[start RECORDS TO USE]
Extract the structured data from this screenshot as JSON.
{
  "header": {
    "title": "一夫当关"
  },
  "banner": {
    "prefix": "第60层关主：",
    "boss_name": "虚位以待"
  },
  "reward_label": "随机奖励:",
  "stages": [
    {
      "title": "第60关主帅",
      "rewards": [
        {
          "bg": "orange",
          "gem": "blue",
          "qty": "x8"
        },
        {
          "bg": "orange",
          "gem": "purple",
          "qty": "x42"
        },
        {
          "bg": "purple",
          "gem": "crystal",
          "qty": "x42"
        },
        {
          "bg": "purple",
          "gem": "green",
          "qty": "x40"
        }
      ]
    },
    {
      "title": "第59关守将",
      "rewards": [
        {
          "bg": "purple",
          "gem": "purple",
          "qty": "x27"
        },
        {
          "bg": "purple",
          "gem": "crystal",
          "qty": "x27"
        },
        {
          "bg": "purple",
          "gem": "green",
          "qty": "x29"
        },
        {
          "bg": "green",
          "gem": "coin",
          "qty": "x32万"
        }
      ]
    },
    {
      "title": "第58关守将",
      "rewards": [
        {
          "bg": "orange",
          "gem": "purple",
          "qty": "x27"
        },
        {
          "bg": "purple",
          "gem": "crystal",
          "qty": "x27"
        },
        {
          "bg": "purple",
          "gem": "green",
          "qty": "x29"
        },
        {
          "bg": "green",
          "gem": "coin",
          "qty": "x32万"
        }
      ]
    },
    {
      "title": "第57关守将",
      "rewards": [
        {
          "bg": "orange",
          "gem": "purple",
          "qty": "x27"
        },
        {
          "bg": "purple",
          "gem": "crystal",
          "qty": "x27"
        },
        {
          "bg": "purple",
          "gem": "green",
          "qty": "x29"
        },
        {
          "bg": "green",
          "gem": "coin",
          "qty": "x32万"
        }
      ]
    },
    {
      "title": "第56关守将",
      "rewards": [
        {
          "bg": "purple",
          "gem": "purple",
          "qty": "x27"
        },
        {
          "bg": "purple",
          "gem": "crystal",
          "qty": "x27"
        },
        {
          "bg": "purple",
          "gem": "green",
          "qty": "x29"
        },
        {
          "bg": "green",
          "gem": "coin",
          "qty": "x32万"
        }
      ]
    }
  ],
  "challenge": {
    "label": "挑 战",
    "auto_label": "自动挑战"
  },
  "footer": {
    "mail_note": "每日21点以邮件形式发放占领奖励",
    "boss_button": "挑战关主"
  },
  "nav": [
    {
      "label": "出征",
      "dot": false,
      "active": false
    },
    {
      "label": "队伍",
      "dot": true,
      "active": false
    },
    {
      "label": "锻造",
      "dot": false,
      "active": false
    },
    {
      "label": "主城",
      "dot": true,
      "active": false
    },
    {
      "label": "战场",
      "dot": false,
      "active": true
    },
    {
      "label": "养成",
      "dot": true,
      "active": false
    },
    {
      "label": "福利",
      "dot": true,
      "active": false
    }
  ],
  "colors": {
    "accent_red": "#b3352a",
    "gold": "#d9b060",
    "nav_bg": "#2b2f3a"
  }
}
[end RECORDS TO USE]
Repeat the material word for word, in full.

Extract the structured data from this screenshot as JSON.
{
  "header": {
    "title": "一夫当关"
  },
  "banner": {
    "prefix": "第60层关主：",
    "boss_name": "虚位以待"
  },
  "reward_label": "随机奖励:",
  "stages": [
    {
      "title": "第60关主帅",
      "rewards": [
        {
          "bg": "orange",
          "gem": "blue",
          "qty": "x8"
        },
        {
          "bg": "orange",
          "gem": "purple",
          "qty": "x42"
        },
        {
          "bg": "purple",
          "gem": "crystal",
          "qty": "x42"
        },
        {
          "bg": "purple",
          "gem": "green",
          "qty": "x40"
        }
      ]
    },
    {
      "title": "第59关守将",
      "rewards": [
        {
          "bg": "purple",
          "gem": "purple",
          "qty": "x27"
        },
        {
          "bg": "purple",
          "gem": "crystal",
          "qty": "x27"
        },
        {
          "bg": "purple",
          "gem": "green",
          "qty": "x29"
        },
        {
          "bg": "green",
          "gem": "coin",
          "qty": "x32万"
        }
      ]
    },
    {
      "title": "第58关守将",
      "rewards": [
        {
          "bg": "orange",
          "gem": "purple",
          "qty": "x27"
        },
        {
          "bg": "purple",
          "gem": "crystal",
          "qty": "x27"
        },
        {
          "bg": "purple",
          "gem": "green",
          "qty": "x29"
        },
        {
          "bg": "green",
          "gem": "coin",
          "qty": "x32万"
        }
      ]
    },
    {
      "title": "第57关守将",
      "rewards": [
        {
          "bg": "orange",
          "gem": "purple",
          "qty": "x27"
        },
        {
          "bg": "purple",
          "gem": "crystal",
          "qty": "x27"
        },
        {
          "bg": "purple",
          "gem": "green",
          "qty": "x29"
        },
        {
          "bg": "green",
          "gem": "coin",
          "qty": "x32万"
        }
      ]
    },
    {
      "title": "第56关守将",
      "rewards": [
        {
          "bg": "purple",
          "gem": "purple",
          "qty": "x27"
        },
        {
          "bg": "purple",
          "gem": "crystal",
          "qty": "x27"
        },
        {
          "bg": "purple",
          "gem": "green",
          "qty": "x29"
        },
        {
          "bg": "green",
          "gem": "coin",
          "qty": "x32万"
        }
      ]
    }
  ],
  "challenge": {
    "label": "挑 战",
    "auto_label": "自动挑战"
  },
  "footer": {
    "mail_note": "每日21点以邮件形式发放占领奖励",
    "boss_button": "挑战关主"
  },
  "nav": [
    {
      "label": "出征",
      "dot": false,
      "active": false
    },
    {
      "label": "队伍",
      "dot": true,
      "active": false
    },
    {
      "label": "锻造",
      "dot": false,
      "active": false
    },
    {
      "label": "主城",
      "dot": true,
      "active": false
    },
    {
      "label": "战场",
      "dot": false,
      "active": true
    },
    {
      "label": "养成",
      "dot": true,
      "active": false
    },
    {
      "label": "福利",
      "dot": true,
      "active": false
    }
  ],
  "colors": {
    "accent_red": "#b3352a",
    "gold": "#d9b060",
    "nav_bg": "#2b2f3a"
  }
}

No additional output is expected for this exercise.